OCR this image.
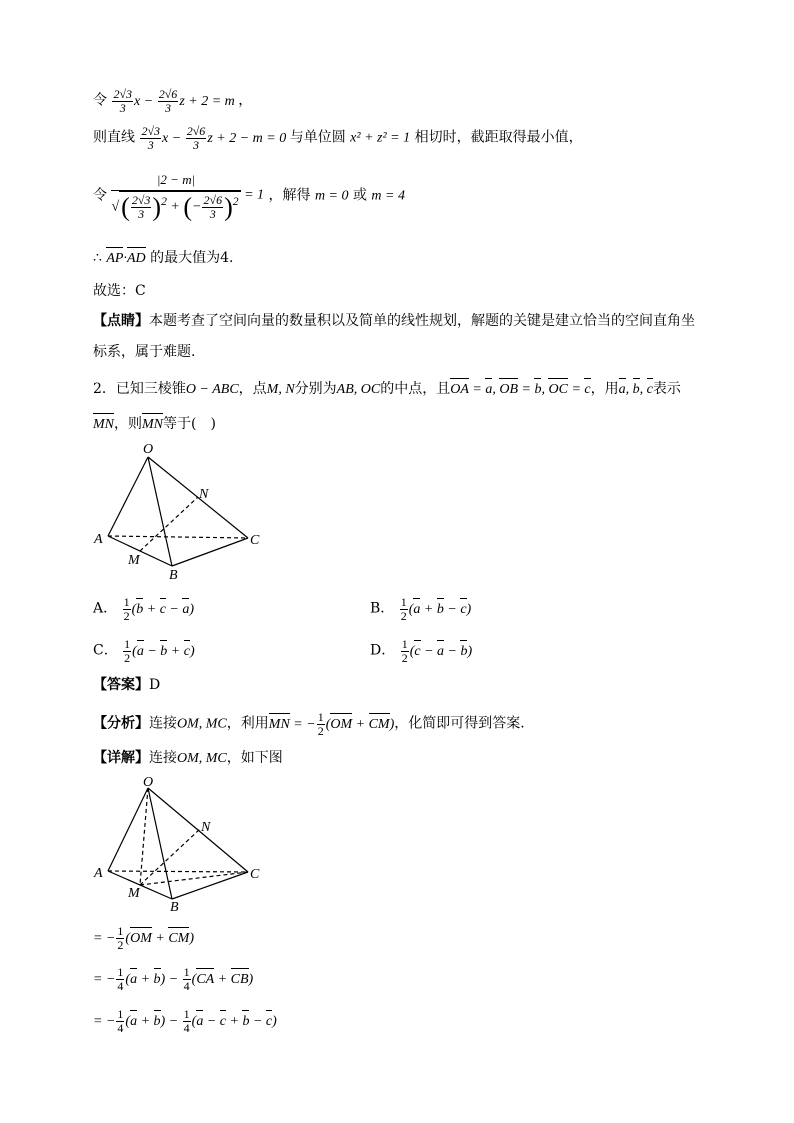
令 $\frac{2√3}{3}$ $x - \frac{2√6}{3}$ z + 2 = m ，
则直线 $\frac{2√3}{3}$ $x - \frac{2√6}{3}$ z + 2 − m = 0 与单位圆 x² + z² = 1 相切时，截距取得最小值，
令 $\frac{|2 - m|}{√( \frac{2√3}{3} )^2 + (- \frac{2√6}{3} )^2} = 1$ ，解得 m = 0 或 m = 4
∴ AP·AD 的最大值为4.
故选：C
【点睛】本题考查了空间向量的数量积以及简单的线性规划，解题的关键是建立恰当的空间直角坐
标系，属于难题.
2．已知三棱锥O − ABC，点M, N分别为AB, OC的中点，且OA = a, OB = b, OC = c，用a, b, c表示
MN，则MN等于(　)
O
N
A	C
M
B
A． $\frac{1}{2} (b + c - a)$	B． $\frac{1}{2} (a + b - c)$
C． $\frac{1}{2} (a - b + c)$	D． $\frac{1}{2} (c - a - b)$
【答案】D
【分析】连接OM, MC，利用MN = − $\frac{1}{2} (OM + CM)$，化简即可得到答案.
【详解】连接OM, MC，如下图
O
N
A	C
M
B
= − $\frac{1}{2} (OM + CM)$
= − $\frac{1}{4} (a + b) - \frac{1}{4} (CA + CB)$
= − $\frac{1}{4} (a + b) - \frac{1}{4} (a - c + b - c)$
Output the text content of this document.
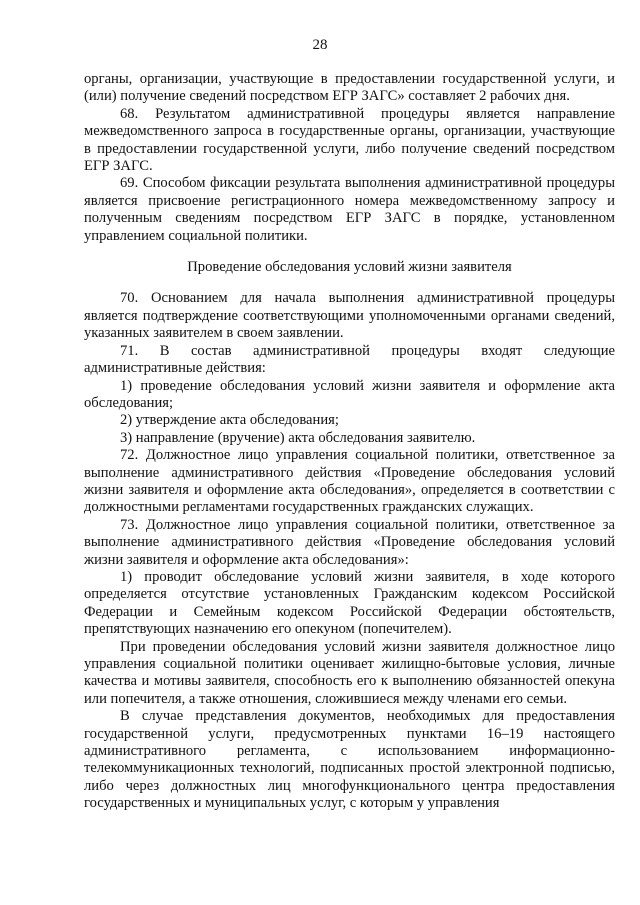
28

органы, организации, участвующие в предоставлении государственной услуги, и (или) получение сведений посредством ЕГР ЗАГС» составляет 2 рабочих дня.

68. Результатом административной процедуры является направление межведомственного запроса в государственные органы, организации, участвующие в предоставлении государственной услуги, либо получение сведений посредством ЕГР ЗАГС.

69. Способом фиксации результата выполнения административной процедуры является присвоение регистрационного номера межведомственному запросу и полученным сведениям посредством ЕГР ЗАГС в порядке, установленном управлением социальной политики.

Проведение обследования условий жизни заявителя

70. Основанием для начала выполнения административной процедуры является подтверждение соответствующими уполномоченными органами сведений, указанных заявителем в своем заявлении.

71. В состав административной процедуры входят следующие административные действия:

1) проведение обследования условий жизни заявителя и оформление акта обследования;

2) утверждение акта обследования;

3) направление (вручение) акта обследования заявителю.

72. Должностное лицо управления социальной политики, ответственное за выполнение административного действия «Проведение обследования условий жизни заявителя и оформление акта обследования», определяется в соответствии с должностными регламентами государственных гражданских служащих.

73. Должностное лицо управления социальной политики, ответственное за выполнение административного действия «Проведение обследования условий жизни заявителя и оформление акта обследования»:

1) проводит обследование условий жизни заявителя, в ходе которого определяется отсутствие установленных Гражданским кодексом Российской Федерации и Семейным кодексом Российской Федерации обстоятельств, препятствующих назначению его опекуном (попечителем).

При проведении обследования условий жизни заявителя должностное лицо управления социальной политики оценивает жилищно-бытовые условия, личные качества и мотивы заявителя, способность его к выполнению обязанностей опекуна или попечителя, а также отношения, сложившиеся между членами его семьи.

В случае представления документов, необходимых для предоставления государственной услуги, предусмотренных пунктами 16–19 настоящего административного регламента, с использованием информационно-телекоммуникационных технологий, подписанных простой электронной подписью, либо через должностных лиц многофункционального центра предоставления государственных и муниципальных услуг, с которым у управления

To do:
Reproduce all of the material above word for word. Omit the pictures.

Exercise response:
OCR this image.
令 $\frac{2√3}{3}$ $x - \frac{2√6}{3}$ z + 2 = m ，
则直线 $\frac{2√3}{3}$ $x - \frac{2√6}{3}$ z + 2 − m = 0 与单位圆 x² + z² = 1 相切时，截距取得最小值，
令 $\frac{|2 - m|}{√( \frac{2√3}{3} )^2 + (- \frac{2√6}{3} )^2} = 1$ ，解得 m = 0 或 m = 4
∴ AP·AD 的最大值为4.
故选：C
【点睛】本题考查了空间向量的数量积以及简单的线性规划，解题的关键是建立恰当的空间直角坐
标系，属于难题.
2．已知三棱锥O − ABC，点M, N分别为AB, OC的中点，且OA = a, OB = b, OC = c，用a, b, c表示
MN，则MN等于(　)
O
N
A	C
M
B
A． $\frac{1}{2} (b + c - a)$	B． $\frac{1}{2} (a + b - c)$
C． $\frac{1}{2} (a - b + c)$	D． $\frac{1}{2} (c - a - b)$
【答案】D
【分析】连接OM, MC，利用MN = − $\frac{1}{2} (OM + CM)$，化简即可得到答案.
【详解】连接OM, MC，如下图
O
N
A	C
M
B
= − $\frac{1}{2} (OM + CM)$
= − $\frac{1}{4} (a + b) - \frac{1}{4} (CA + CB)$
= − $\frac{1}{4} (a + b) - \frac{1}{4} (a - c + b - c)$
Output the text content of this document.
28

органы, организации, участвующие в предоставлении государственной услуги, и (или) получение сведений посредством ЕГР ЗАГС» составляет 2 рабочих дня.

68. Результатом административной процедуры является направление межведомственного запроса в государственные органы, организации, участвующие в предоставлении государственной услуги, либо получение сведений посредством ЕГР ЗАГС.

69. Способом фиксации результата выполнения административной процедуры является присвоение регистрационного номера межведомственному запросу и полученным сведениям посредством ЕГР ЗАГС в порядке, установленном управлением социальной политики.

Проведение обследования условий жизни заявителя

70. Основанием для начала выполнения административной процедуры является подтверждение соответствующими уполномоченными органами сведений, указанных заявителем в своем заявлении.

71. В состав административной процедуры входят следующие административные действия:

1) проведение обследования условий жизни заявителя и оформление акта обследования;

2) утверждение акта обследования;

3) направление (вручение) акта обследования заявителю.

72. Должностное лицо управления социальной политики, ответственное за выполнение административного действия «Проведение обследования условий жизни заявителя и оформление акта обследования», определяется в соответствии с должностными регламентами государственных гражданских служащих.

73. Должностное лицо управления социальной политики, ответственное за выполнение административного действия «Проведение обследования условий жизни заявителя и оформление акта обследования»:

1) проводит обследование условий жизни заявителя, в ходе которого определяется отсутствие установленных Гражданским кодексом Российской Федерации и Семейным кодексом Российской Федерации обстоятельств, препятствующих назначению его опекуном (попечителем).

При проведении обследования условий жизни заявителя должностное лицо управления социальной политики оценивает жилищно-бытовые условия, личные качества и мотивы заявителя, способность его к выполнению обязанностей опекуна или попечителя, а также отношения, сложившиеся между членами его семьи.

В случае представления документов, необходимых для предоставления государственной услуги, предусмотренных пунктами 16–19 настоящего административного регламента, с использованием информационно-телекоммуникационных технологий, подписанных простой электронной подписью, либо через должностных лиц многофункционального центра предоставления государственных и муниципальных услуг, с которым у управления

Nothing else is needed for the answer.